**WORK TO DO:** Go through the material below, count the lines with the word "bedieningen", and reply with the count alone.
--- START ---
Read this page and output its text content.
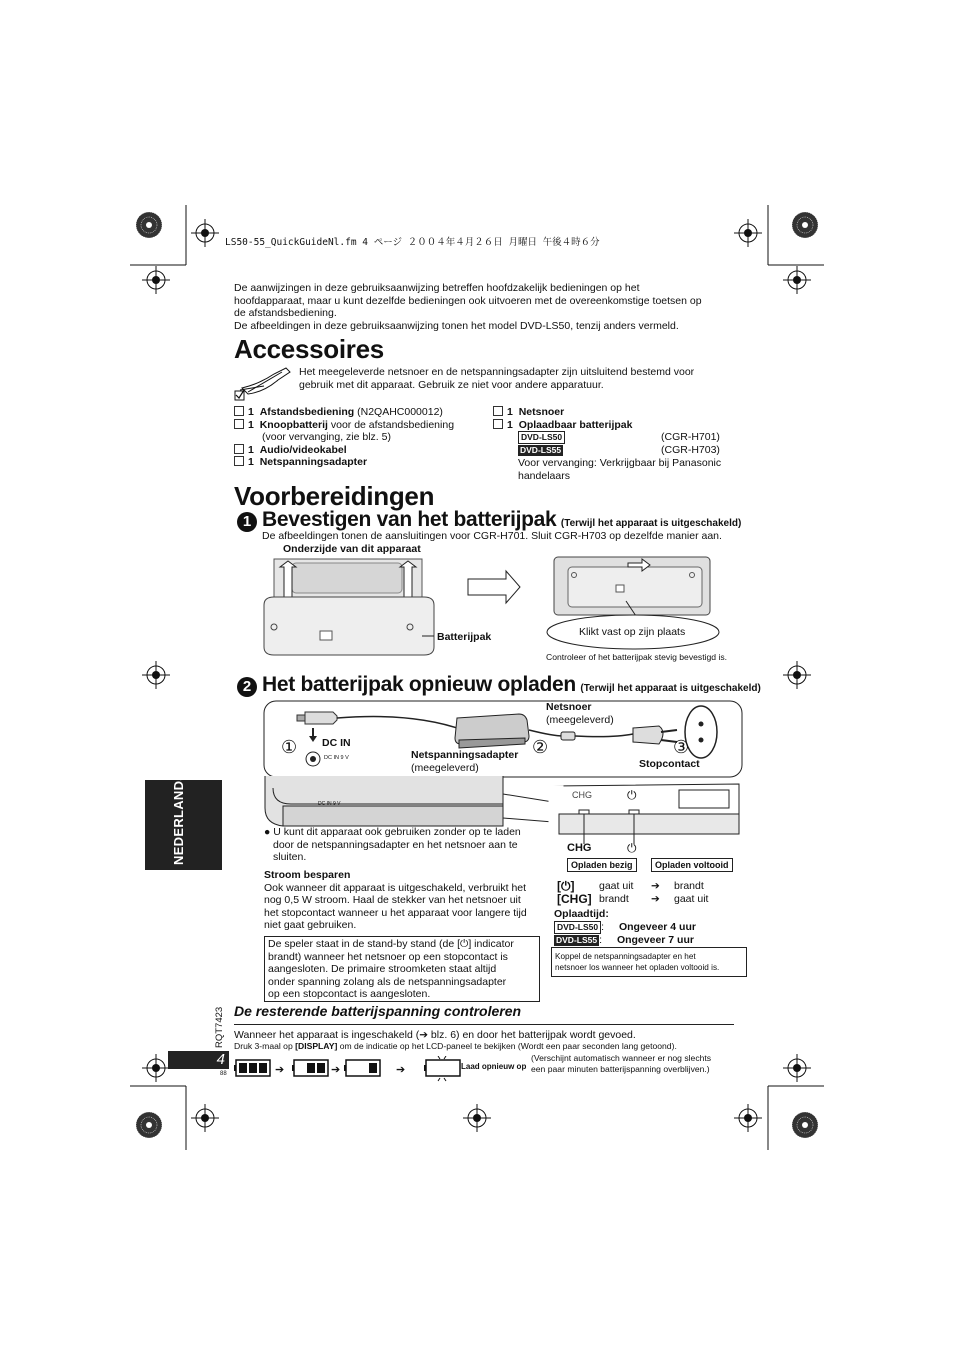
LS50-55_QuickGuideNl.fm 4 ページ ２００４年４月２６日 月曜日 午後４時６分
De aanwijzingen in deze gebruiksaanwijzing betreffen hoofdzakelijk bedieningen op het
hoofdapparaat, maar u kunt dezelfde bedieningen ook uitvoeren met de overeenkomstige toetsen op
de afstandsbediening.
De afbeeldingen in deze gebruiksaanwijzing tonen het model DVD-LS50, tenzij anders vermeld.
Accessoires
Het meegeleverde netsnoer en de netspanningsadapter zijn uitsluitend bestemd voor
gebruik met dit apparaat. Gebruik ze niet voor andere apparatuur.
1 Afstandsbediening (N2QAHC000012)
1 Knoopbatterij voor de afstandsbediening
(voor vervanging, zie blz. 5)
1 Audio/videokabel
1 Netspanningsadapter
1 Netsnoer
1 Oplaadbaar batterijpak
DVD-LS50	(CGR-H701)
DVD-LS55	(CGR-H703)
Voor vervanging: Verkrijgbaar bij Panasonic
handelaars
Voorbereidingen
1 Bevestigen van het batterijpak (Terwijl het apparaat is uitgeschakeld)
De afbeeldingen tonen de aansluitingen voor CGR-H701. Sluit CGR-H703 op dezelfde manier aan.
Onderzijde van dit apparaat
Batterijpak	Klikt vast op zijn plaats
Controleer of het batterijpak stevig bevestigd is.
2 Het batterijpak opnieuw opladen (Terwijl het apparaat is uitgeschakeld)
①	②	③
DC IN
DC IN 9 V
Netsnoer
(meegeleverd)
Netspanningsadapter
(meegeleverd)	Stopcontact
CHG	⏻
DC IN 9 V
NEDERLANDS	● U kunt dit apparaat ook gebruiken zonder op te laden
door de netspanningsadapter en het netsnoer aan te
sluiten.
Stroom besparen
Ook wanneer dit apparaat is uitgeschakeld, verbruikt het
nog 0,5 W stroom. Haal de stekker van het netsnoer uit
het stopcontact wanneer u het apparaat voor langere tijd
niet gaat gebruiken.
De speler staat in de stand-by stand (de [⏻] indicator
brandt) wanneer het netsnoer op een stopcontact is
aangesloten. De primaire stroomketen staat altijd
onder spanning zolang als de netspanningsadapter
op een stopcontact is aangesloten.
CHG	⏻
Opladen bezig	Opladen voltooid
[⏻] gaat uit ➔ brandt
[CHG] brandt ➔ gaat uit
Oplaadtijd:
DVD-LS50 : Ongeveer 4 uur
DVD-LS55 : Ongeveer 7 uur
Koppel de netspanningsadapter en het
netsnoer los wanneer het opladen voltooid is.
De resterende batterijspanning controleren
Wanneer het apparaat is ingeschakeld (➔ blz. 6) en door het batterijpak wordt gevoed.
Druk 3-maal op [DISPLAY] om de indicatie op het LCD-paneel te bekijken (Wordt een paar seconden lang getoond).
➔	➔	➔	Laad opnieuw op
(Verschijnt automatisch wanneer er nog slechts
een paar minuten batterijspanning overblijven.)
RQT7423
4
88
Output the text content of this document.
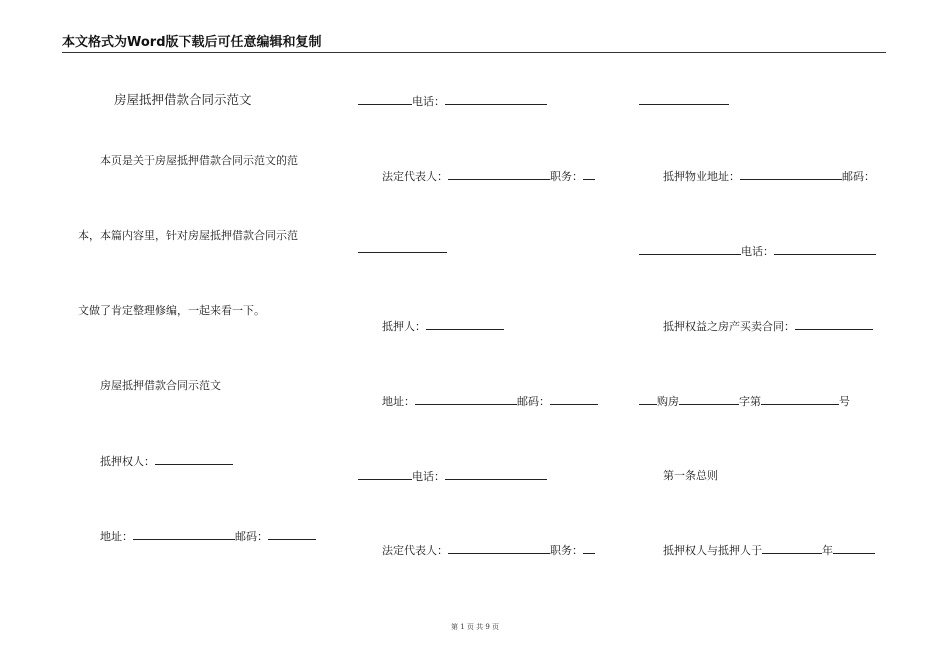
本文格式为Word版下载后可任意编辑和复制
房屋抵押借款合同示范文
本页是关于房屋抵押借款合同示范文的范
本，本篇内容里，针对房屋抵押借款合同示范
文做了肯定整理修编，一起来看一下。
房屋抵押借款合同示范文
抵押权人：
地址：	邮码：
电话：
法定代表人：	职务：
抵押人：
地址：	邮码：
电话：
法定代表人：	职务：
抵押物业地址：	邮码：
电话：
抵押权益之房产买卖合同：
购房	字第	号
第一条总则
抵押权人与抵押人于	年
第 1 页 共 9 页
--- END ---
--- START ---
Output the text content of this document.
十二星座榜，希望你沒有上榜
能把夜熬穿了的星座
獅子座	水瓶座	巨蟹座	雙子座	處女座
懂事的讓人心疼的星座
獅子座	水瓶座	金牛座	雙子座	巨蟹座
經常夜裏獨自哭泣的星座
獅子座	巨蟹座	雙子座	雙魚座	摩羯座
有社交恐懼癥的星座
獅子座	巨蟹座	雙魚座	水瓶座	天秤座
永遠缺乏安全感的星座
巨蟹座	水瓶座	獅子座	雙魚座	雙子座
--- END ---
**TASK ANSWER:** 2